======== Data lines

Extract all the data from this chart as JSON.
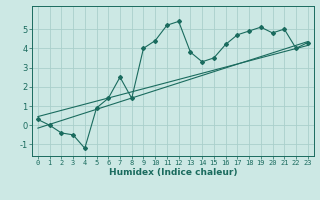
{
  "xlabel": "Humidex (Indice chaleur)",
  "ylabel": "",
  "bg_color": "#cce8e4",
  "grid_color": "#aacfcb",
  "line_color": "#1a6b5e",
  "xlim": [
    -0.5,
    23.5
  ],
  "ylim": [
    -1.6,
    6.2
  ],
  "xticks": [
    0,
    1,
    2,
    3,
    4,
    5,
    6,
    7,
    8,
    9,
    10,
    11,
    12,
    13,
    14,
    15,
    16,
    17,
    18,
    19,
    20,
    21,
    22,
    23
  ],
  "yticks": [
    -1,
    0,
    1,
    2,
    3,
    4,
    5
  ],
  "series1_x": [
    0,
    1,
    2,
    3,
    4,
    5,
    6,
    7,
    8,
    9,
    10,
    11,
    12,
    13,
    14,
    15,
    16,
    17,
    18,
    19,
    20,
    21,
    22,
    23
  ],
  "series1_y": [
    0.3,
    0.0,
    -0.4,
    -0.5,
    -1.2,
    0.9,
    1.4,
    2.5,
    1.4,
    4.0,
    4.4,
    5.2,
    5.4,
    3.8,
    3.3,
    3.5,
    4.2,
    4.7,
    4.9,
    5.1,
    4.8,
    5.0,
    4.0,
    4.3
  ],
  "trend1_x": [
    0,
    23
  ],
  "trend1_y": [
    -0.15,
    4.35
  ],
  "trend2_x": [
    0,
    23
  ],
  "trend2_y": [
    0.45,
    4.15
  ]
}
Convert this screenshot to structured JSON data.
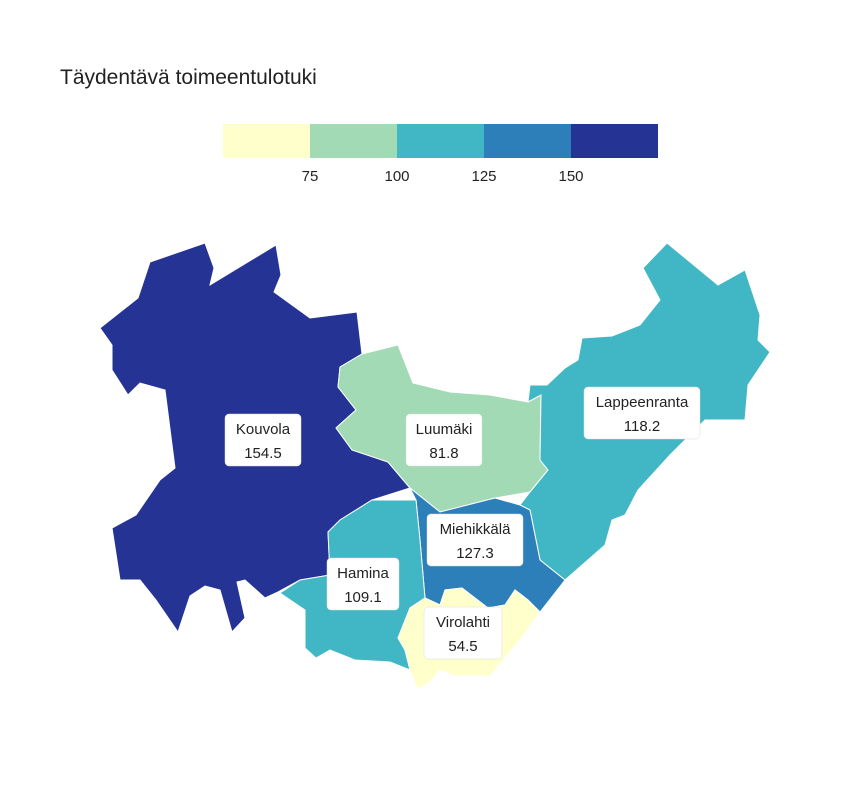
{
  "title": "Täydentävä toimeentulotuki",
  "legend": {
    "colors": [
      "#ffffcc",
      "#a1dab4",
      "#41b6c4",
      "#2c7fb8",
      "#253494"
    ],
    "breaks": [
      "75",
      "100",
      "125",
      "150"
    ]
  },
  "regions": [
    {
      "name": "Kouvola",
      "value": "154.5",
      "color": "#253494"
    },
    {
      "name": "Luumäki",
      "value": "81.8",
      "color": "#a1dab4"
    },
    {
      "name": "Lappeenranta",
      "value": "118.2",
      "color": "#41b6c4"
    },
    {
      "name": "Miehikkälä",
      "value": "127.3",
      "color": "#2c7fb8"
    },
    {
      "name": "Hamina",
      "value": "109.1",
      "color": "#41b6c4"
    },
    {
      "name": "Virolahti",
      "value": "54.5",
      "color": "#ffffcc"
    }
  ]
}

================

Quote the entries in full. Any image among them is to be omitted from the copy.

### [Solution below]
Extract all the data from this chart as JSON.
{
  "xlabel": "Humidex (Indice chaleur)",
  "ylabel": "",
  "bg_color": "#cce8e4",
  "grid_color": "#aacfcb",
  "line_color": "#1a6b5e",
  "xlim": [
    -0.5,
    23.5
  ],
  "ylim": [
    -1.6,
    6.2
  ],
  "xticks": [
    0,
    1,
    2,
    3,
    4,
    5,
    6,
    7,
    8,
    9,
    10,
    11,
    12,
    13,
    14,
    15,
    16,
    17,
    18,
    19,
    20,
    21,
    22,
    23
  ],
  "yticks": [
    -1,
    0,
    1,
    2,
    3,
    4,
    5
  ],
  "series1_x": [
    0,
    1,
    2,
    3,
    4,
    5,
    6,
    7,
    8,
    9,
    10,
    11,
    12,
    13,
    14,
    15,
    16,
    17,
    18,
    19,
    20,
    21,
    22,
    23
  ],
  "series1_y": [
    0.3,
    0.0,
    -0.4,
    -0.5,
    -1.2,
    0.9,
    1.4,
    2.5,
    1.4,
    4.0,
    4.4,
    5.2,
    5.4,
    3.8,
    3.3,
    3.5,
    4.2,
    4.7,
    4.9,
    5.1,
    4.8,
    5.0,
    4.0,
    4.3
  ],
  "trend1_x": [
    0,
    23
  ],
  "trend1_y": [
    -0.15,
    4.35
  ],
  "trend2_x": [
    0,
    23
  ],
  "trend2_y": [
    0.45,
    4.15
  ]
}
Convert this screenshot to structured JSON data.
{
  "title": "Täydentävä toimeentulotuki",
  "legend": {
    "colors": [
      "#ffffcc",
      "#a1dab4",
      "#41b6c4",
      "#2c7fb8",
      "#253494"
    ],
    "breaks": [
      "75",
      "100",
      "125",
      "150"
    ]
  },
  "regions": [
    {
      "name": "Kouvola",
      "value": "154.5",
      "color": "#253494"
    },
    {
      "name": "Luumäki",
      "value": "81.8",
      "color": "#a1dab4"
    },
    {
      "name": "Lappeenranta",
      "value": "118.2",
      "color": "#41b6c4"
    },
    {
      "name": "Miehikkälä",
      "value": "127.3",
      "color": "#2c7fb8"
    },
    {
      "name": "Hamina",
      "value": "109.1",
      "color": "#41b6c4"
    },
    {
      "name": "Virolahti",
      "value": "54.5",
      "color": "#ffffcc"
    }
  ]
}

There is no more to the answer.